====== Input

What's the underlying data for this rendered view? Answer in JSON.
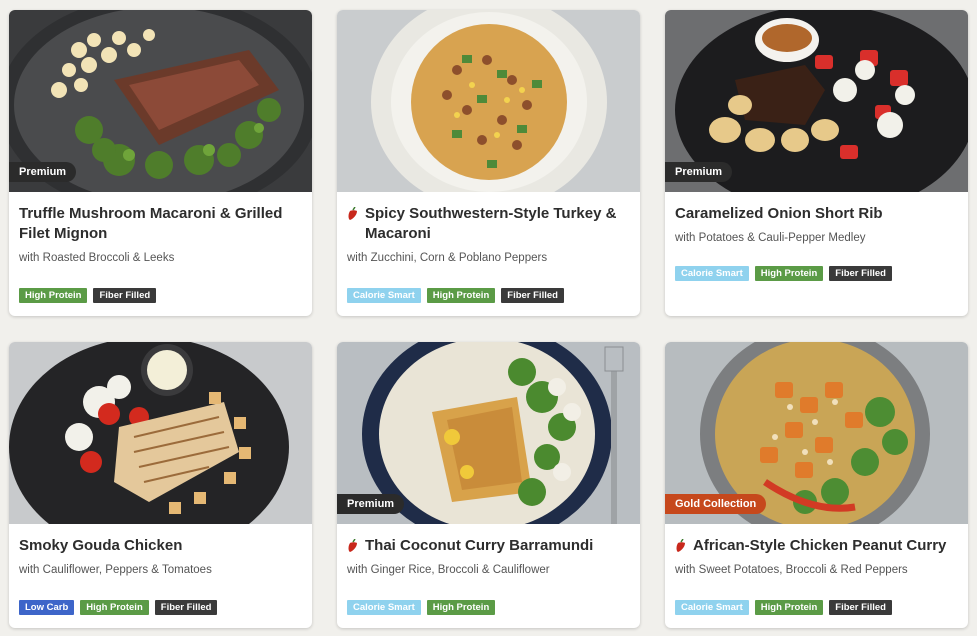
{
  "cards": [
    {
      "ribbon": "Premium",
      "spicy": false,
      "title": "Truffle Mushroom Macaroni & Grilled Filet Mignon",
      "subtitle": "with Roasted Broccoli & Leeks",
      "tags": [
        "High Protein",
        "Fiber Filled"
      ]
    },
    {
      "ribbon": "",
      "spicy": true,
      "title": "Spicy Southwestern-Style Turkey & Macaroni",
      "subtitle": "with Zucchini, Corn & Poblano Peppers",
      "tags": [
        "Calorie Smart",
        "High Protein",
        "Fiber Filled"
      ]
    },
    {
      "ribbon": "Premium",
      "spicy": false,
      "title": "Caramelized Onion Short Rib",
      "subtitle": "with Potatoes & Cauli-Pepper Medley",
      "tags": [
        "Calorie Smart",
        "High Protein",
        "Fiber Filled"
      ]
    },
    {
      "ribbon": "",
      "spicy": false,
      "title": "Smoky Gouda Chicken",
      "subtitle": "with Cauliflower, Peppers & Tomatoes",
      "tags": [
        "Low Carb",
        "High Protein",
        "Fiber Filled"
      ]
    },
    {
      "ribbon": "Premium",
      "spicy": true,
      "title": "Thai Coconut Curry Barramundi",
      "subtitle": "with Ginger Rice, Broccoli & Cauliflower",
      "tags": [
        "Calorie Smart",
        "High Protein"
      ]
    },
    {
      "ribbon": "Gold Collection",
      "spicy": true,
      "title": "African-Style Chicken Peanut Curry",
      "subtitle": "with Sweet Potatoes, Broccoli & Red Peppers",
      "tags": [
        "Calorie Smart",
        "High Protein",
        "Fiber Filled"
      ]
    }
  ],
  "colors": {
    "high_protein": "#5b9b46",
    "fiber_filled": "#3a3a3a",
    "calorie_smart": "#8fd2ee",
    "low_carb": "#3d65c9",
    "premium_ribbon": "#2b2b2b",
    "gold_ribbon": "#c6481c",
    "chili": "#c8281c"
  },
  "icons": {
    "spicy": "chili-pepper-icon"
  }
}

============

■ **Work to be completed**
All of the records above are to be written out exactly, minus their images.

■ **Solution for this exercise**
What's the underlying data for this rendered view? Answer in JSON.
{
  "cards": [
    {
      "ribbon": "Premium",
      "spicy": false,
      "title": "Truffle Mushroom Macaroni & Grilled Filet Mignon",
      "subtitle": "with Roasted Broccoli & Leeks",
      "tags": [
        "High Protein",
        "Fiber Filled"
      ]
    },
    {
      "ribbon": "",
      "spicy": true,
      "title": "Spicy Southwestern-Style Turkey & Macaroni",
      "subtitle": "with Zucchini, Corn & Poblano Peppers",
      "tags": [
        "Calorie Smart",
        "High Protein",
        "Fiber Filled"
      ]
    },
    {
      "ribbon": "Premium",
      "spicy": false,
      "title": "Caramelized Onion Short Rib",
      "subtitle": "with Potatoes & Cauli-Pepper Medley",
      "tags": [
        "Calorie Smart",
        "High Protein",
        "Fiber Filled"
      ]
    },
    {
      "ribbon": "",
      "spicy": false,
      "title": "Smoky Gouda Chicken",
      "subtitle": "with Cauliflower, Peppers & Tomatoes",
      "tags": [
        "Low Carb",
        "High Protein",
        "Fiber Filled"
      ]
    },
    {
      "ribbon": "Premium",
      "spicy": true,
      "title": "Thai Coconut Curry Barramundi",
      "subtitle": "with Ginger Rice, Broccoli & Cauliflower",
      "tags": [
        "Calorie Smart",
        "High Protein"
      ]
    },
    {
      "ribbon": "Gold Collection",
      "spicy": true,
      "title": "African-Style Chicken Peanut Curry",
      "subtitle": "with Sweet Potatoes, Broccoli & Red Peppers",
      "tags": [
        "Calorie Smart",
        "High Protein",
        "Fiber Filled"
      ]
    }
  ],
  "colors": {
    "high_protein": "#5b9b46",
    "fiber_filled": "#3a3a3a",
    "calorie_smart": "#8fd2ee",
    "low_carb": "#3d65c9",
    "premium_ribbon": "#2b2b2b",
    "gold_ribbon": "#c6481c",
    "chili": "#c8281c"
  },
  "icons": {
    "spicy": "chili-pepper-icon"
  }
}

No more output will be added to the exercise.